[Dataset excerpts]
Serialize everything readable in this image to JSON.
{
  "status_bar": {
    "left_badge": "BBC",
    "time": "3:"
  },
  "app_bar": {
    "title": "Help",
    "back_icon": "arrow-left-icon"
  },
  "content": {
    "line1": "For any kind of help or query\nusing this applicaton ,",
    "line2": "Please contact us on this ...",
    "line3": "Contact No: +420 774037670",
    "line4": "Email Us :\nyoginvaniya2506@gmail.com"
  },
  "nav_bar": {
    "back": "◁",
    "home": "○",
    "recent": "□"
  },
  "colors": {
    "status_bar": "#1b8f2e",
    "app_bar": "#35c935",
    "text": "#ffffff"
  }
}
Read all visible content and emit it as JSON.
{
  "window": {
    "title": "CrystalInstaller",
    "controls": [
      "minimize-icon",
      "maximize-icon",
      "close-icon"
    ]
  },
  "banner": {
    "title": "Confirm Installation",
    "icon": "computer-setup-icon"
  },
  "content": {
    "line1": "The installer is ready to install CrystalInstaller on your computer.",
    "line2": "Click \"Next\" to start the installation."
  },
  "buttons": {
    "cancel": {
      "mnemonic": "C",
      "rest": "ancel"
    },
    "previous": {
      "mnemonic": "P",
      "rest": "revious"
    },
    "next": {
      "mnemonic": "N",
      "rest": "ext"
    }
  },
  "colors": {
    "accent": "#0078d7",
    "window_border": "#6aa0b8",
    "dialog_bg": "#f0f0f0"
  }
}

_What the exercise asks_
Pull out all lines containing the word "this" from the entries above.

_Task output_
Serialize everything readable in this image to JSON.
    "line1": "For any kind of help or query\nusing this applicaton ,",
    "line2": "Please contact us on this ...",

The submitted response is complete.